WHAT THE EXERCISE ASKS: In the listing below, identify each line with the word "content" and return those lines.

________

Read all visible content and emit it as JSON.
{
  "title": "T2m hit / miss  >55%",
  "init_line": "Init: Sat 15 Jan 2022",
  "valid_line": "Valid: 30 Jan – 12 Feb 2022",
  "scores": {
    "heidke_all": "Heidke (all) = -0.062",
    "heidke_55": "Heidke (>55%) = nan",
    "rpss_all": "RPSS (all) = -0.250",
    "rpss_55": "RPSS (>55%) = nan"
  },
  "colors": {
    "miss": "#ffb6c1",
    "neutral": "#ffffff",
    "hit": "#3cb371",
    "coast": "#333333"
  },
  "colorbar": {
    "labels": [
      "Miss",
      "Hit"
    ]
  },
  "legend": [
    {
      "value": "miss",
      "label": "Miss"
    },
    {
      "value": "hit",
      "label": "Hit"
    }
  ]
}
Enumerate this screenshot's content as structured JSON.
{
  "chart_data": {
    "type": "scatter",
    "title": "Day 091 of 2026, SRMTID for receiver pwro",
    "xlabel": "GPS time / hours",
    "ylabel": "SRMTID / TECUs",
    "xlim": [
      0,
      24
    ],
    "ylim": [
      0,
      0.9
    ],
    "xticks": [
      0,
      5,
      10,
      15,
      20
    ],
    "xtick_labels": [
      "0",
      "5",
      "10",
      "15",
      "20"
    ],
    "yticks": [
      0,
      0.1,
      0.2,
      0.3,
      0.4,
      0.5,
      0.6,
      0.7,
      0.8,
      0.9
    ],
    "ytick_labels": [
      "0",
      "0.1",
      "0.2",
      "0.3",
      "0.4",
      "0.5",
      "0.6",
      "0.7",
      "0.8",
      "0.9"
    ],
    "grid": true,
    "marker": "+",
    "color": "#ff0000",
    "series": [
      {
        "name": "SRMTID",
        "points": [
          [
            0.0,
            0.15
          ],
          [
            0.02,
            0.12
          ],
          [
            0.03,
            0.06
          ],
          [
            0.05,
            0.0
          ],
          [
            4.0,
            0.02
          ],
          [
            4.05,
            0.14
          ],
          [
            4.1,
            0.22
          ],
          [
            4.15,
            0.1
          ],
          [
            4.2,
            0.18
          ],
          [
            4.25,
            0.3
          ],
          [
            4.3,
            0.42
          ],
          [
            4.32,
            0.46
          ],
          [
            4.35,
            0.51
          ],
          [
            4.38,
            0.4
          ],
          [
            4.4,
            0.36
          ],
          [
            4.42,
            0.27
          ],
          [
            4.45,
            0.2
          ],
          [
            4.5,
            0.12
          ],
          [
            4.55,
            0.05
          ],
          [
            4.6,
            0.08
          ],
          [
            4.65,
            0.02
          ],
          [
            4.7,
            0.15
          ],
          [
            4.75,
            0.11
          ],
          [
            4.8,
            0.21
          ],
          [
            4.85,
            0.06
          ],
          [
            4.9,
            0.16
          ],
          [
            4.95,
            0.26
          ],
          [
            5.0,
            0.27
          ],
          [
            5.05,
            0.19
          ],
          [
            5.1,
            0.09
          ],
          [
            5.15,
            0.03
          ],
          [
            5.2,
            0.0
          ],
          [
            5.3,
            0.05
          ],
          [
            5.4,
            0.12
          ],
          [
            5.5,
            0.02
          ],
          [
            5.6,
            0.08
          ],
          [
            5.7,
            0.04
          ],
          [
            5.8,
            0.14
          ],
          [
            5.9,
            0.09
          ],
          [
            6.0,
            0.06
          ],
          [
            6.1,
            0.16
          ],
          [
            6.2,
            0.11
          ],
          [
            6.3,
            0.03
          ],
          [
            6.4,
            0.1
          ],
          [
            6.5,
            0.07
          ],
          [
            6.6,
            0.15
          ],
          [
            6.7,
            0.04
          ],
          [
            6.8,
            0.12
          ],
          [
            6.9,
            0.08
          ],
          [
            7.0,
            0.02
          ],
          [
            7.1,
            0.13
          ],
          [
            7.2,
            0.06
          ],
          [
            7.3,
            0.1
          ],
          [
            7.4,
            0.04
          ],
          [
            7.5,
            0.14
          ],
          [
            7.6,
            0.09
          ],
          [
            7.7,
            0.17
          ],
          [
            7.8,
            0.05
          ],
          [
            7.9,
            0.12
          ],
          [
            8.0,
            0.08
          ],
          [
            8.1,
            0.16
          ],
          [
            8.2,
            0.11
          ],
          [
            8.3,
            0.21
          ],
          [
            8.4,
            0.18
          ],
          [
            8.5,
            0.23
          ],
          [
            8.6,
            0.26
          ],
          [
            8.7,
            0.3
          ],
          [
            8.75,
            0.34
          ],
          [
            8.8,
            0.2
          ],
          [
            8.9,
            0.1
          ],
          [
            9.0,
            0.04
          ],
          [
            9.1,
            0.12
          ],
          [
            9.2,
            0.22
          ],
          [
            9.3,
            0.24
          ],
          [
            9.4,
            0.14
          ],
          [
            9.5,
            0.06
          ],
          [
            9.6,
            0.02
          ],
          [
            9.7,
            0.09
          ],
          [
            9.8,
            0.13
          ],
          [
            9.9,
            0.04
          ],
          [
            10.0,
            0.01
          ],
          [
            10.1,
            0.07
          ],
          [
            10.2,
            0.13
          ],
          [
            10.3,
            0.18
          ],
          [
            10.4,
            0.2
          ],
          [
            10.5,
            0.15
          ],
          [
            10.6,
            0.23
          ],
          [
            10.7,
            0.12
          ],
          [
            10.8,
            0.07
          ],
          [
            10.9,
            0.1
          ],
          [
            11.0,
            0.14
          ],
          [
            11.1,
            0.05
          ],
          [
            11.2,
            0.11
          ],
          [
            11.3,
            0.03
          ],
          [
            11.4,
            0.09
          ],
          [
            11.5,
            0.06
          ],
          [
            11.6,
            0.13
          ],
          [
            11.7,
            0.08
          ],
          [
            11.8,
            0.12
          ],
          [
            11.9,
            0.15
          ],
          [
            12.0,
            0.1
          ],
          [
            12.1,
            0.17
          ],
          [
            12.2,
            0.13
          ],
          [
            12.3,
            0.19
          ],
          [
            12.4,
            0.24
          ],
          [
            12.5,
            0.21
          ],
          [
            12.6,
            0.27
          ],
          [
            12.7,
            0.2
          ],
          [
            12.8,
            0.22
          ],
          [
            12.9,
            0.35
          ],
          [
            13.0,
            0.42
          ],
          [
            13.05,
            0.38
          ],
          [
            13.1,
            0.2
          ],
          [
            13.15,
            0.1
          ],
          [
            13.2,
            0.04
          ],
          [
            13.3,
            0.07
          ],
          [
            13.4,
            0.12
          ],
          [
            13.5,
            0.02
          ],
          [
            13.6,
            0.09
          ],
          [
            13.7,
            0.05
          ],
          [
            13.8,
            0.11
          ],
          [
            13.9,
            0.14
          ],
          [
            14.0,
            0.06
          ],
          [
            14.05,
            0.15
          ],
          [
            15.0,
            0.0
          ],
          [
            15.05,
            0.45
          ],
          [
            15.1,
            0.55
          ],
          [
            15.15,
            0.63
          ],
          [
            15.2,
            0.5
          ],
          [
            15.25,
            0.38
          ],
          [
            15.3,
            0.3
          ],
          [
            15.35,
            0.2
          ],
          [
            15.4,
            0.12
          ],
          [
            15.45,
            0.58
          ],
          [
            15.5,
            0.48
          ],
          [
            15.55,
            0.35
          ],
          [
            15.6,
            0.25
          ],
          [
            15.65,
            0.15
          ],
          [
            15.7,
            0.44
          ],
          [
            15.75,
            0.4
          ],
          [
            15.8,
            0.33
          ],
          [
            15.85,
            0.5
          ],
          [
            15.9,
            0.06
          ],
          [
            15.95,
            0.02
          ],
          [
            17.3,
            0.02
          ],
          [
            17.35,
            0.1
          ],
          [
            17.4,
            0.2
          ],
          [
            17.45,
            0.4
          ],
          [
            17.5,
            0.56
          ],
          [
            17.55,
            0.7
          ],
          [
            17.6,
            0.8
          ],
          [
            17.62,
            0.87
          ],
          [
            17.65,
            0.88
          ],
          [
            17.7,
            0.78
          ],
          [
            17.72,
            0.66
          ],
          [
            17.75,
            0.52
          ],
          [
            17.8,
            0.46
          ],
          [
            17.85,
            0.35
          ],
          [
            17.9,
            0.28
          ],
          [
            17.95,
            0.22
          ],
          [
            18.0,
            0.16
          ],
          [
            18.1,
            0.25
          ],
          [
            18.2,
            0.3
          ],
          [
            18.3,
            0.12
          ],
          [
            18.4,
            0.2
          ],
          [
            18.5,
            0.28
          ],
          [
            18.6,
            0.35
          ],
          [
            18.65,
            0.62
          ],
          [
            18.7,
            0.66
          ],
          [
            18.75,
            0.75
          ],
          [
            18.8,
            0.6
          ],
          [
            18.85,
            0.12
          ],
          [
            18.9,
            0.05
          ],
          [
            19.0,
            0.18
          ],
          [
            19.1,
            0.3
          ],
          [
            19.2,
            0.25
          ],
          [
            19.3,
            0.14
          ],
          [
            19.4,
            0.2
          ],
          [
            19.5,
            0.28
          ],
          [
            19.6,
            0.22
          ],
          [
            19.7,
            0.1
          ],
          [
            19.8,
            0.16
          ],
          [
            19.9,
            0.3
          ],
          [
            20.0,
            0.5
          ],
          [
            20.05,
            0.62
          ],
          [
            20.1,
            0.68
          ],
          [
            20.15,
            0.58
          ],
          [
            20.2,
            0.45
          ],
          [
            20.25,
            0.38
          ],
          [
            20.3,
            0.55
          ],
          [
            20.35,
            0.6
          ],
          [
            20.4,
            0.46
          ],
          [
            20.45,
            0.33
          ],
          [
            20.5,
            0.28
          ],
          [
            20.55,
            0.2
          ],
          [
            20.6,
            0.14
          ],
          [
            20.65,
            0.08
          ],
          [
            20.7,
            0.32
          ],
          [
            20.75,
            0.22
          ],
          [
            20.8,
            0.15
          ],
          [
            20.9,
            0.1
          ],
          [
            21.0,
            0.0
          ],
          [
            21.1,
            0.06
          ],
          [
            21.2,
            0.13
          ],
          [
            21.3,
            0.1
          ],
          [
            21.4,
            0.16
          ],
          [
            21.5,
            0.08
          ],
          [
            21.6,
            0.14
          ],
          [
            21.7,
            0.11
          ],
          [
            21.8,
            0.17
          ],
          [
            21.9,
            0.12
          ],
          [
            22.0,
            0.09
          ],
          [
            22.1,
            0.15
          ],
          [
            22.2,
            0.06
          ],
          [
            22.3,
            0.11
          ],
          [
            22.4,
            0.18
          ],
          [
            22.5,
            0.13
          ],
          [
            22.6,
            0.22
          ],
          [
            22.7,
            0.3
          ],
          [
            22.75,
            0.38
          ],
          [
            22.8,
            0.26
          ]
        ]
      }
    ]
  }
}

________

TASK OUTPUT:
Read all visible content and emit it as JSON.
Enumerate this screenshot's content as structured JSON.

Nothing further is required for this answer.